**TEXTO EXTRAÍDO:**
A complexidade de uma fraude fiscal transoceânica envolvendo milhões de dólares e a manipulação astuta de documentos alfandegários e de transporte veio à tona, revelando um elaborado esquema para sonegar tributos no Brasil. A investigação, destacada em um recente podcast de notícias, detalha o percurso do cargueiro MT Madelyn Grace em julho de 2025 e a artimanha utilizada para reclassificar combustíveis altamente taxados como “nafta petroquímica”, com o intuito de reduzir significativamente a carga tributária.
A trama teve início em um porto no sul da Holanda, de onde o MT Madelyn Grace partiu carregando, não nafta como declarariam os documentos fiscais posteriormente, mas uma composição muito mais valiosa e de tributação elevada no mercado brasileiro: uma mistura de óleo condensado e gasolina de reforma (reformate), um combustível quase pronto para uso. Esta dissimulação inicial marcou o ponto de partida de uma sequência de movimentos calculados para iludir as autoridades e burlar o sistema fiscal, como analisado pelos jornalistas Thais Bilenky e José Roberto de Toledo, que investigaram a fundo a operação.
Fraude Fiscal Transoceânica Revelada: Rota de Cargueiro
O roteiro intrincado do navio foi desvendado em uma apuração detalhada, evidenciando as táticas empregadas na sofisticada fraude fiscal transoceânica. Conforme relatado por José Roberto de Toledo, um dos jornalistas à frente da análise, a embarcação iniciou sua jornada na Holanda e, no caminho para o Atlântico Sul, realizou uma escala em portos britânicos. Durante esta parada, aproximadamente 5 mil toneladas do material que estava a bordo foram descarregadas. No entanto, a vasta maioria da carga permaneceu nos tanques do Madelyn Grace, que então continuou sua viagem para o sul, cruzando o Equador em direção à Bahia Blanca, na Argentina. Lá, mais uma porção da carga foi descarregada, embora em volume menor, com mais da metade do carregamento original, embarcado na Holanda, ainda a bordo.

**MATERIAL FORNECIDO:**
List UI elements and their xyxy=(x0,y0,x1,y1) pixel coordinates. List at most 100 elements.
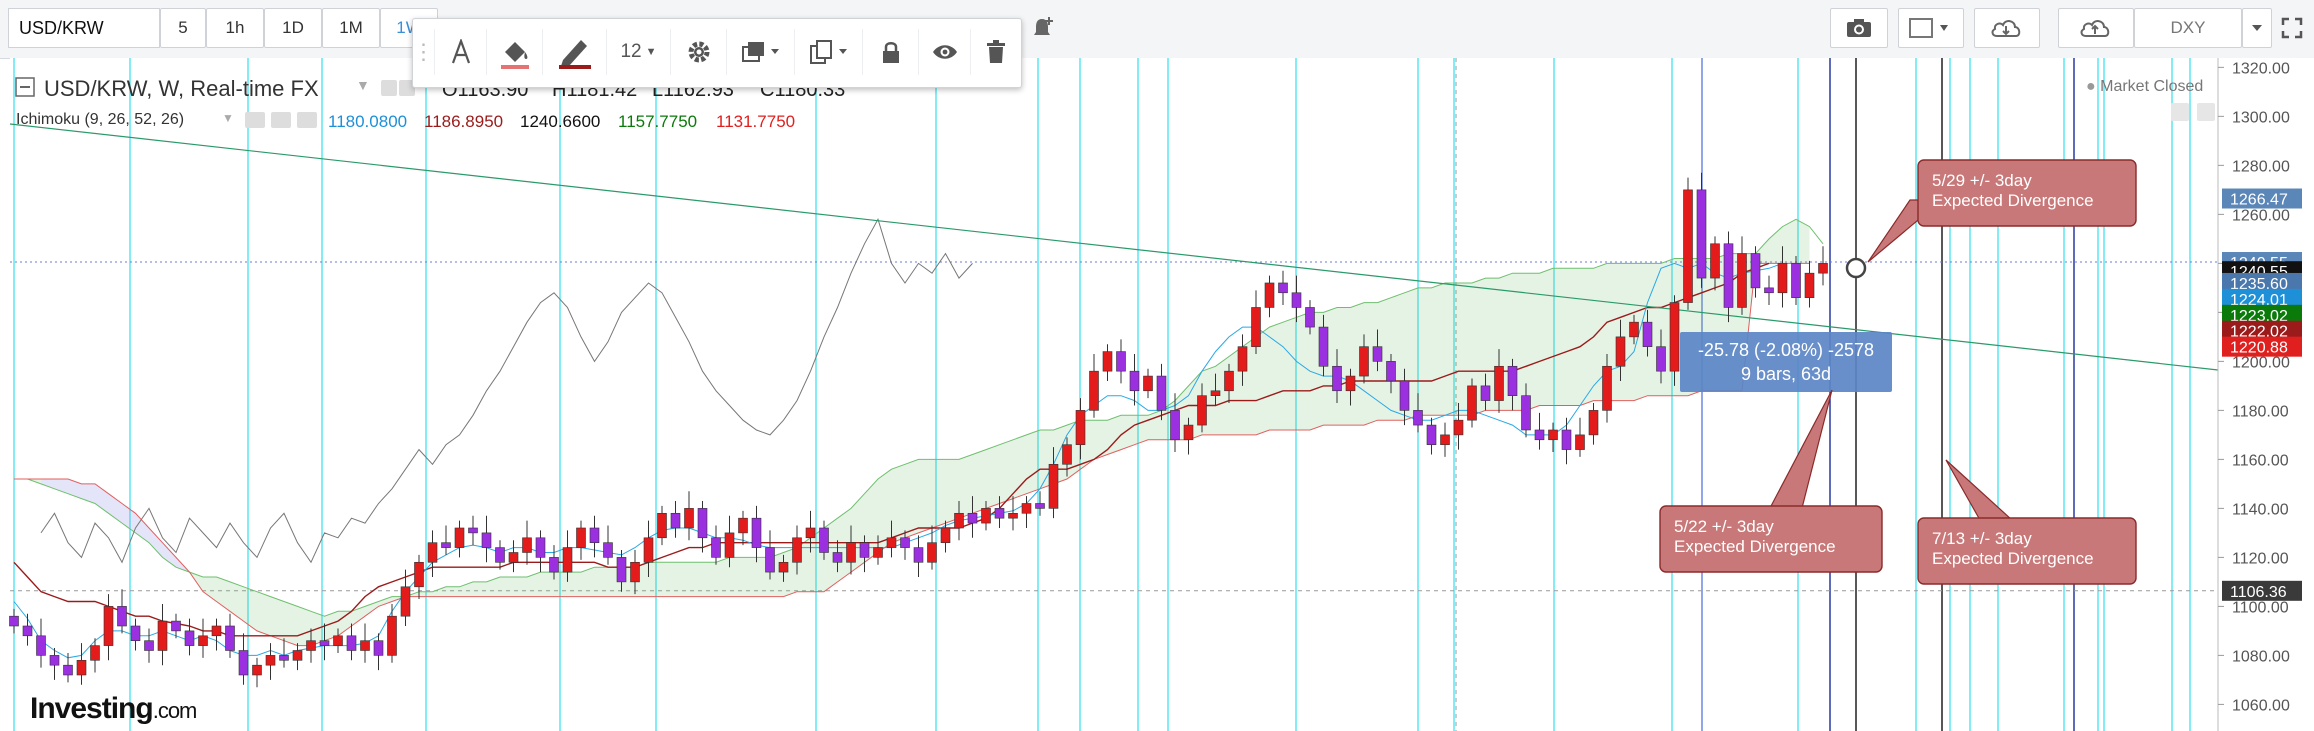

**PEDIDO ESCRITO:**
Como fica o trecho do texto sobre a fraude fiscal, começando em "A complexidade de" e terminando em "a carga tributária.", se você substituir "julho" por "agosto"?

**RESPOSTA AO PROBLEMA:**
A complexidade de uma fraude fiscal transoceânica envolvendo milhões de dólares e a manipulação astuta de documentos alfandegários e de transporte veio à tona, revelando um elaborado esquema para sonegar tributos no Brasil. A investigação, destacada em um recente podcast de notícias, detalha o percurso do cargueiro MT Madelyn Grace em agosto de 2025 e a artimanha utilizada para reclassificar combustíveis altamente taxados como “nafta petroquímica”, com o intuito de reduzir significativamente a carga tributária.